--- Challenge ---
Below are records; extract exactly the lines from the one with "Type out the text in this image." through the final line, including both, but drop the pictures.

--- Material provided ---
________________________________________
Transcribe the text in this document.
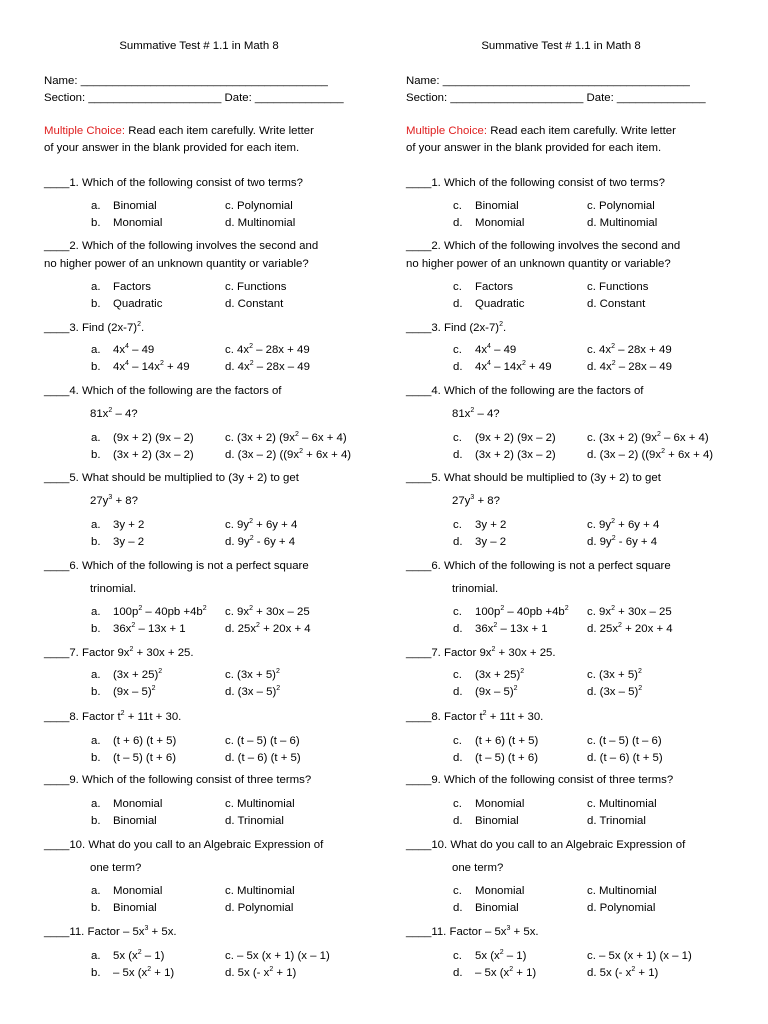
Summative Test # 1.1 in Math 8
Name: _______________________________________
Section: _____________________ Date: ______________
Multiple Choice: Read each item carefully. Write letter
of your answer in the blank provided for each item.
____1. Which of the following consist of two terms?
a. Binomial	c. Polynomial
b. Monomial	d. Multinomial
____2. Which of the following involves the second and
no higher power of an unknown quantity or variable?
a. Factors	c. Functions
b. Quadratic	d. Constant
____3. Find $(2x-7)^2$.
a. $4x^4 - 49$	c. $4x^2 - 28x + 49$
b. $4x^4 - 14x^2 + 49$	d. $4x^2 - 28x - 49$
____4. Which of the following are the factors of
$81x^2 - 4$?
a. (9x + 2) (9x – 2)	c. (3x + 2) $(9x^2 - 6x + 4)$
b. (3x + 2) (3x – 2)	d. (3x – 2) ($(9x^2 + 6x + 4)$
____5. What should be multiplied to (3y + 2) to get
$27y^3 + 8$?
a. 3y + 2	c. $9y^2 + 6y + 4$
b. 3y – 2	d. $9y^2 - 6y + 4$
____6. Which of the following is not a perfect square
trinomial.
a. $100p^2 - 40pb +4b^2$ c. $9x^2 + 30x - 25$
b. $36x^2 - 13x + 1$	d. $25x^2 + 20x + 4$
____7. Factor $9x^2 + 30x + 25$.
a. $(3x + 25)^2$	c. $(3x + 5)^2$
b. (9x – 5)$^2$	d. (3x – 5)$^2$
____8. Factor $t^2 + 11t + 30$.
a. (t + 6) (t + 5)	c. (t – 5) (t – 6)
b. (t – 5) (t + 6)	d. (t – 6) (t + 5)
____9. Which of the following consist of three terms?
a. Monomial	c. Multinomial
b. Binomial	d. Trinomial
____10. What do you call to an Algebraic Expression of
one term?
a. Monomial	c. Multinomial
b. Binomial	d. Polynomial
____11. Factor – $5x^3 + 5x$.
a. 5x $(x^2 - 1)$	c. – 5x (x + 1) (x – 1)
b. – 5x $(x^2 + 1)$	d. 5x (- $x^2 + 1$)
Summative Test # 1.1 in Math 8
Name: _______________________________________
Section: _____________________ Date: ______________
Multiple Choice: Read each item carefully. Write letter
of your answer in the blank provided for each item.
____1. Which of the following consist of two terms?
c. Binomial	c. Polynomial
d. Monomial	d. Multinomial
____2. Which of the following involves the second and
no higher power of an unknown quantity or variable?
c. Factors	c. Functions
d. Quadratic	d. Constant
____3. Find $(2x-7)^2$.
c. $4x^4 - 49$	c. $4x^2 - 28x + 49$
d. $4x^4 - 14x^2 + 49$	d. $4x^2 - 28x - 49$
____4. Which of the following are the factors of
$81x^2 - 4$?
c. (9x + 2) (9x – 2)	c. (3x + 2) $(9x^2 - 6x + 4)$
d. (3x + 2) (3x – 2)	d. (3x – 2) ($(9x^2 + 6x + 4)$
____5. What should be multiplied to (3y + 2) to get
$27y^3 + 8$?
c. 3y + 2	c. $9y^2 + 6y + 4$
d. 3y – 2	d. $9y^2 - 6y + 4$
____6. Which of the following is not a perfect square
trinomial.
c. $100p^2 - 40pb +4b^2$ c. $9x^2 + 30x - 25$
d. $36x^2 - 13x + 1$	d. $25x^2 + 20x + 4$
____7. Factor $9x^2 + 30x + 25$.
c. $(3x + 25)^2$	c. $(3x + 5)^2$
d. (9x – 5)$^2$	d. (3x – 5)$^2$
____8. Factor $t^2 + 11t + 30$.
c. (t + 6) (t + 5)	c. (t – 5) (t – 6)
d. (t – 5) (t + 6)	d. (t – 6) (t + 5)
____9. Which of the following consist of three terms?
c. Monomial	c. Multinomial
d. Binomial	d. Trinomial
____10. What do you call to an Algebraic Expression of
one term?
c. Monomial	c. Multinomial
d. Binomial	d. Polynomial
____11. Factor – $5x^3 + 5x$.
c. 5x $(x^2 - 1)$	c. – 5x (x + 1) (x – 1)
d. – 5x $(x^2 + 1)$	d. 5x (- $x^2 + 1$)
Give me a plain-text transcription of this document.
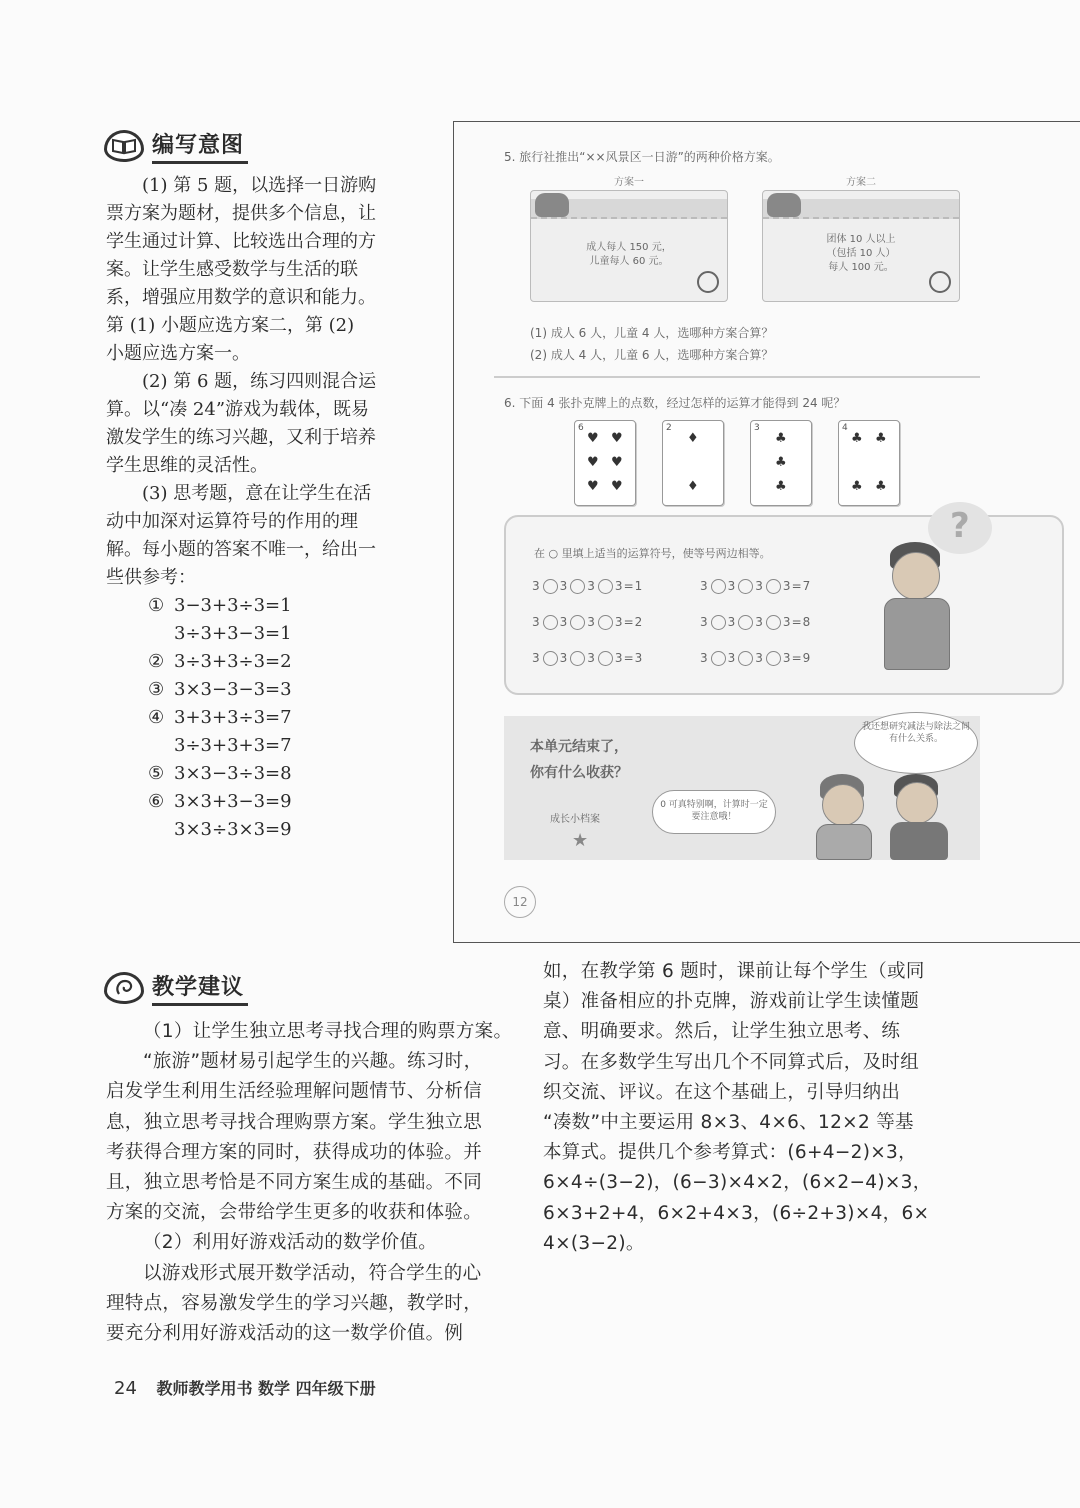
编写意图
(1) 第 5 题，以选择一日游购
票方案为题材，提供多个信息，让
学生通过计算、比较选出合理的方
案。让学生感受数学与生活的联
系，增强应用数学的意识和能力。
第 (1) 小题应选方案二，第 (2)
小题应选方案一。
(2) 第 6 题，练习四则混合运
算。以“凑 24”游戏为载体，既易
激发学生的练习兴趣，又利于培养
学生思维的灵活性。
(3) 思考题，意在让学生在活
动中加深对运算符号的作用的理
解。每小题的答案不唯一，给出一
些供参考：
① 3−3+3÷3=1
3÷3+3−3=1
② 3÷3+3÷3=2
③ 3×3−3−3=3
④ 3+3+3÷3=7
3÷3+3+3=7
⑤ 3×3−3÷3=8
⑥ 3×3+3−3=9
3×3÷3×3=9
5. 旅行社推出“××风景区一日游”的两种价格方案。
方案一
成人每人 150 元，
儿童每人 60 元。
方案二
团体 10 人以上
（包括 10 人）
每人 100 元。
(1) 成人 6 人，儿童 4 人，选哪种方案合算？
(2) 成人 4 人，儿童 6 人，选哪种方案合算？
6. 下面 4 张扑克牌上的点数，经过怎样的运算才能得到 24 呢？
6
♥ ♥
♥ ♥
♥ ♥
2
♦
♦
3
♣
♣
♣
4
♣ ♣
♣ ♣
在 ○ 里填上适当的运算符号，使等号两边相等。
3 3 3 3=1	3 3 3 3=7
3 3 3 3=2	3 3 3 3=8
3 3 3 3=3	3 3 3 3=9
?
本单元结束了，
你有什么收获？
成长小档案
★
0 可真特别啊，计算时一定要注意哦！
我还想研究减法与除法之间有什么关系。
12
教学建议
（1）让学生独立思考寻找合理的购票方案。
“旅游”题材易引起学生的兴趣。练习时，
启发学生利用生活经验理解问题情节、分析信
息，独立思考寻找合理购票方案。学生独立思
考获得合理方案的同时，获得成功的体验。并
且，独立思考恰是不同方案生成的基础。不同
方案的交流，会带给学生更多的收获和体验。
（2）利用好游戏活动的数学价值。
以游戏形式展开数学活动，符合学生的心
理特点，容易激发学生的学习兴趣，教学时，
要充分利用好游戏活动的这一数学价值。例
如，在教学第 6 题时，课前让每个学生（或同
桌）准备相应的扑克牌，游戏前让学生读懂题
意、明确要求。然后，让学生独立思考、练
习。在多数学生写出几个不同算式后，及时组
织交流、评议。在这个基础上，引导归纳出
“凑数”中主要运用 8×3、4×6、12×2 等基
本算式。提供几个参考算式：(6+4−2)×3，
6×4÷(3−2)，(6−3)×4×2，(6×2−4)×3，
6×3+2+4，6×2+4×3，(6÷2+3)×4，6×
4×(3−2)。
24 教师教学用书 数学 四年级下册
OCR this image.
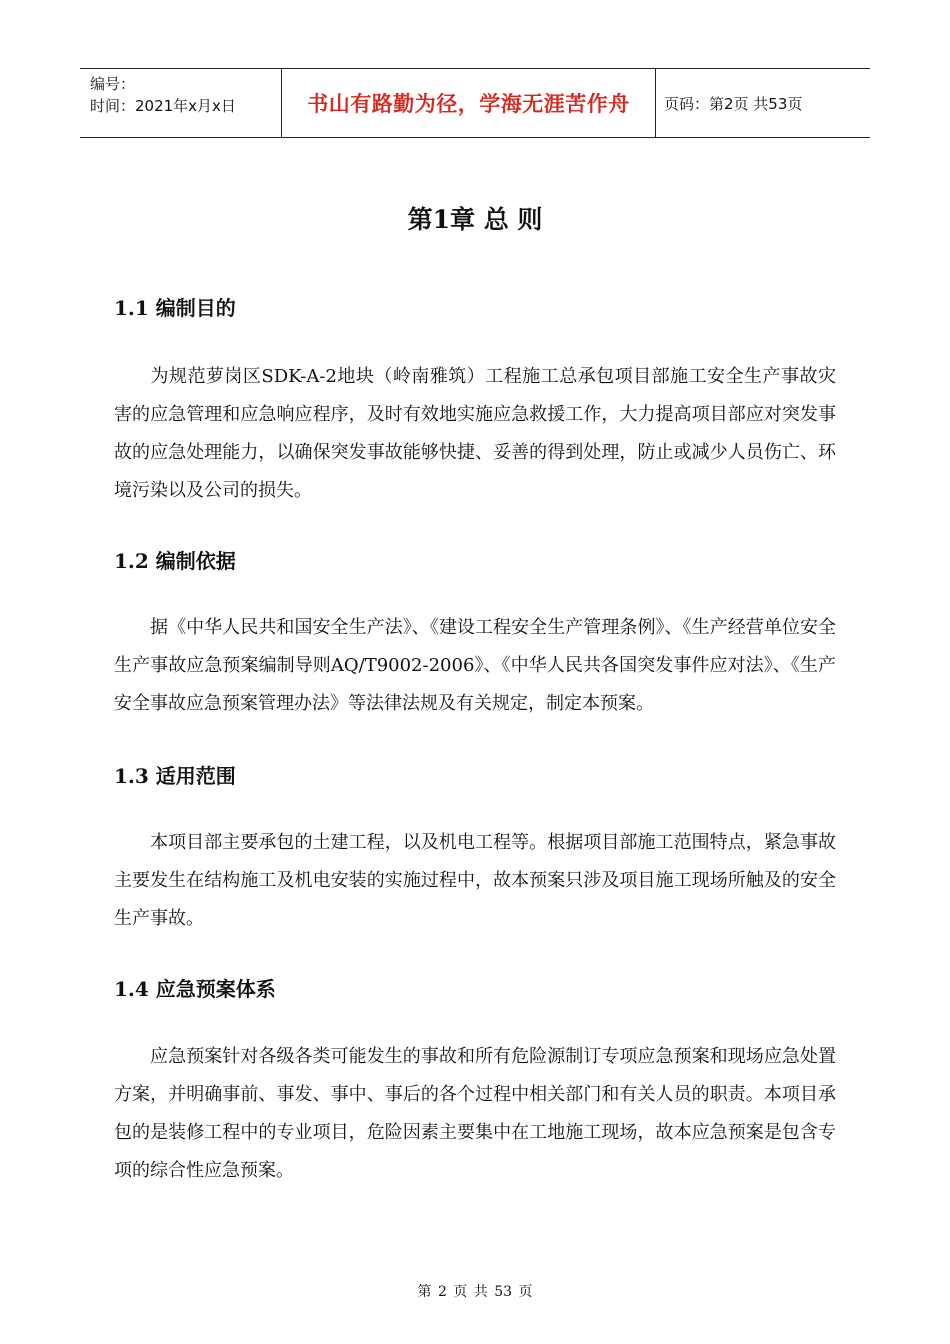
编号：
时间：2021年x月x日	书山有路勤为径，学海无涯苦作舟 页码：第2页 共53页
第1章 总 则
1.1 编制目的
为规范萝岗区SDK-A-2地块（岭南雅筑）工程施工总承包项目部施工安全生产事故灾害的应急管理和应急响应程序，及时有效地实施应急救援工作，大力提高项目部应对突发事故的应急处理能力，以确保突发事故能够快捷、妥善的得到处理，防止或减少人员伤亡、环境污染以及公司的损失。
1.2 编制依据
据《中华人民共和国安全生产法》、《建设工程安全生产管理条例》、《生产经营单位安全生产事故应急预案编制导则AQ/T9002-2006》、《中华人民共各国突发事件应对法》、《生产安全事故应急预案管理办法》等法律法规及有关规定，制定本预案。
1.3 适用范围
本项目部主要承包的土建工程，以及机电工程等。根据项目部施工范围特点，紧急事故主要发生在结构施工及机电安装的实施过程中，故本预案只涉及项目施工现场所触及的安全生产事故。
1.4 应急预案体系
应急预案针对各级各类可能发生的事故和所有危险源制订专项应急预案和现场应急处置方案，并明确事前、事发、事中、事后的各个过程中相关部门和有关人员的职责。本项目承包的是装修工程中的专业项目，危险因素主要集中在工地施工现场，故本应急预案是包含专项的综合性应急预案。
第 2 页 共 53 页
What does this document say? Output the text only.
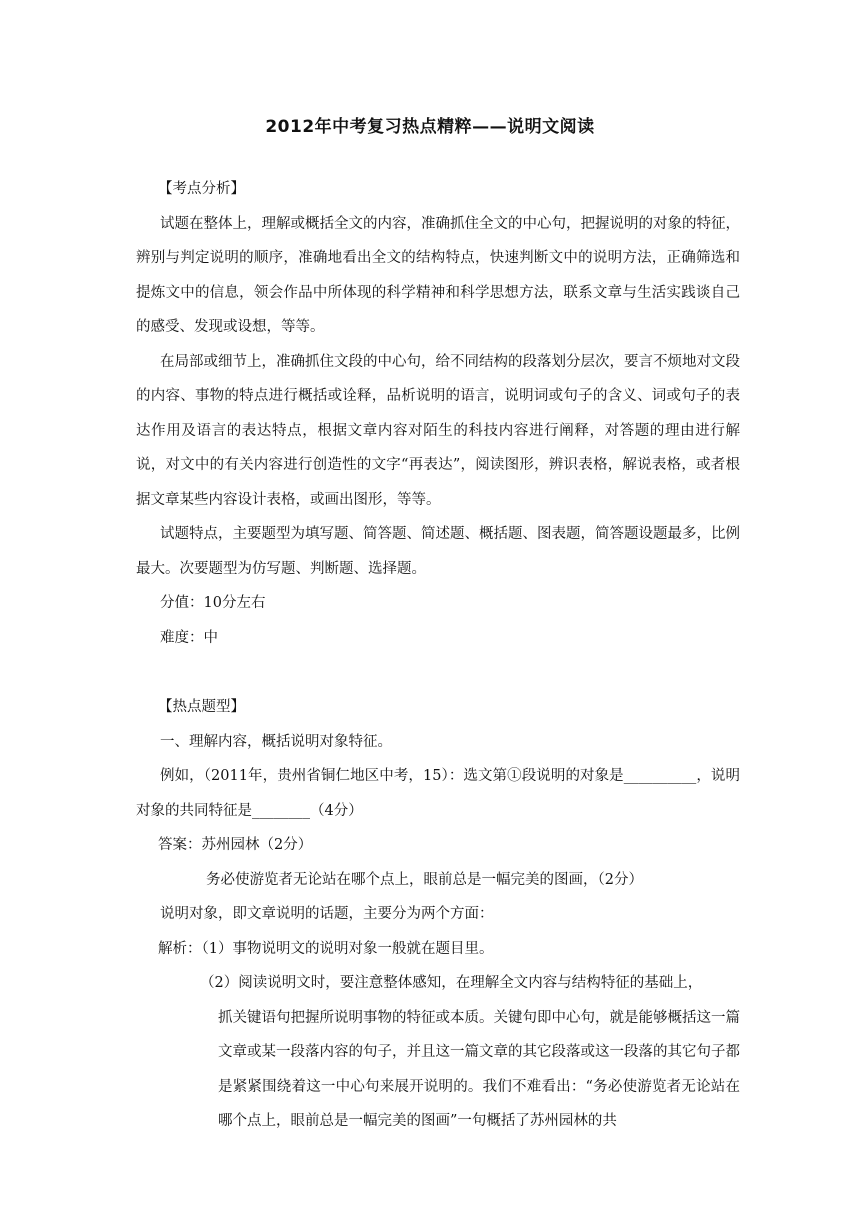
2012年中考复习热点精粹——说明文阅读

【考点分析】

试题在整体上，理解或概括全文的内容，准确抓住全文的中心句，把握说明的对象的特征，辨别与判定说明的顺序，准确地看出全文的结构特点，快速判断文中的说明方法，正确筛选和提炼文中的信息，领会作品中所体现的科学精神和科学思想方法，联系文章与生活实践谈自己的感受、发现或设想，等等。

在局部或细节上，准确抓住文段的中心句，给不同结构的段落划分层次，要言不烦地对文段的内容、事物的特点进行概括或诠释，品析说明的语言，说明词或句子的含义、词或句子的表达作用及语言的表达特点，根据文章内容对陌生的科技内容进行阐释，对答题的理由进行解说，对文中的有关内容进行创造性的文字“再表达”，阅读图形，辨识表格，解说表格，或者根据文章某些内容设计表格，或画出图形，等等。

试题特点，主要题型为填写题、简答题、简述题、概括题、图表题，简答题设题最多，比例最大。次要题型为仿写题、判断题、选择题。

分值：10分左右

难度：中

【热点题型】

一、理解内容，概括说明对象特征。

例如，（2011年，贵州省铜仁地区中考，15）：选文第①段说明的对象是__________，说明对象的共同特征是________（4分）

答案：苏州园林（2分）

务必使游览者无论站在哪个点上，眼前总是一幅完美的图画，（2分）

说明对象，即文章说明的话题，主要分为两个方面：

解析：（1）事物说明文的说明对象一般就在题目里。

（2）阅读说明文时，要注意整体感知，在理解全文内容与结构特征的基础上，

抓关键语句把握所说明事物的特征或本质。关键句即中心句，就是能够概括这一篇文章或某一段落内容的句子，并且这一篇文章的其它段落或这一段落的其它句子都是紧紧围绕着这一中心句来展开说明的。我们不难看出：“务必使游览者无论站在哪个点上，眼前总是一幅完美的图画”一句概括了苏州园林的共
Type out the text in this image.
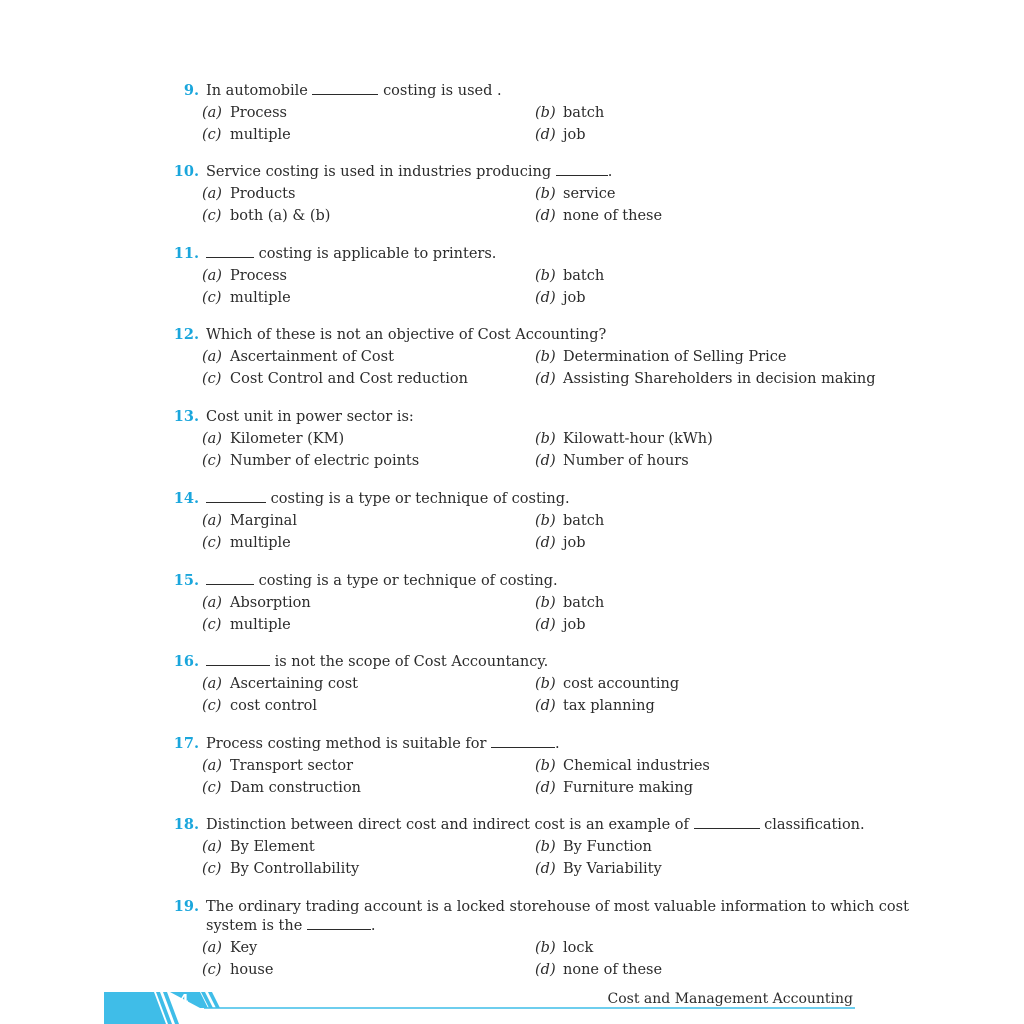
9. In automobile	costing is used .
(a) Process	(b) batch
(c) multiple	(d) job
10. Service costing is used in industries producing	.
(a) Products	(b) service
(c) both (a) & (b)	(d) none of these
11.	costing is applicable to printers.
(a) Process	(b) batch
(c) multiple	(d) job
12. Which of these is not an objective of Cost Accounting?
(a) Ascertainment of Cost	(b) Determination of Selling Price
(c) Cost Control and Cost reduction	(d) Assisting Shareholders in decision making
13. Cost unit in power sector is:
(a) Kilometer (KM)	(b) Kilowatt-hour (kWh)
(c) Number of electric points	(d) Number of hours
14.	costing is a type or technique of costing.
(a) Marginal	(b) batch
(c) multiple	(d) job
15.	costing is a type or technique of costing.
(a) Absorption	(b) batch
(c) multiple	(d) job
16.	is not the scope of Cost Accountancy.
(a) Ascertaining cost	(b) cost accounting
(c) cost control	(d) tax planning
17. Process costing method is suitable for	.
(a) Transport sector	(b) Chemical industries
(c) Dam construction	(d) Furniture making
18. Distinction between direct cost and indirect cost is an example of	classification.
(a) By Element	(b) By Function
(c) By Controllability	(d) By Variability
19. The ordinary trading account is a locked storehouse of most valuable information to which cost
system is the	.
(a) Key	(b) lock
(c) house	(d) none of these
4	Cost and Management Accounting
________________________________________
--- Worked solution ---
Type out the text in this image.
9. In automobile	costing is used .
(a) Process	(b) batch
(c) multiple	(d) job
10. Service costing is used in industries producing	.
(a) Products	(b) service
(c) both (a) & (b)	(d) none of these
11.	costing is applicable to printers.
(a) Process	(b) batch
(c) multiple	(d) job
12. Which of these is not an objective of Cost Accounting?
(a) Ascertainment of Cost	(b) Determination of Selling Price
(c) Cost Control and Cost reduction	(d) Assisting Shareholders in decision making
13. Cost unit in power sector is:
(a) Kilometer (KM)	(b) Kilowatt-hour (kWh)
(c) Number of electric points	(d) Number of hours
14.	costing is a type or technique of costing.
(a) Marginal	(b) batch
(c) multiple	(d) job
15.	costing is a type or technique of costing.
(a) Absorption	(b) batch
(c) multiple	(d) job
16.	is not the scope of Cost Accountancy.
(a) Ascertaining cost	(b) cost accounting
(c) cost control	(d) tax planning
17. Process costing method is suitable for	.
(a) Transport sector	(b) Chemical industries
(c) Dam construction	(d) Furniture making
18. Distinction between direct cost and indirect cost is an example of	classification.
(a) By Element	(b) By Function
(c) By Controllability	(d) By Variability
19. The ordinary trading account is a locked storehouse of most valuable information to which cost
system is the	.
(a) Key	(b) lock
(c) house	(d) none of these
4	Cost and Management Accounting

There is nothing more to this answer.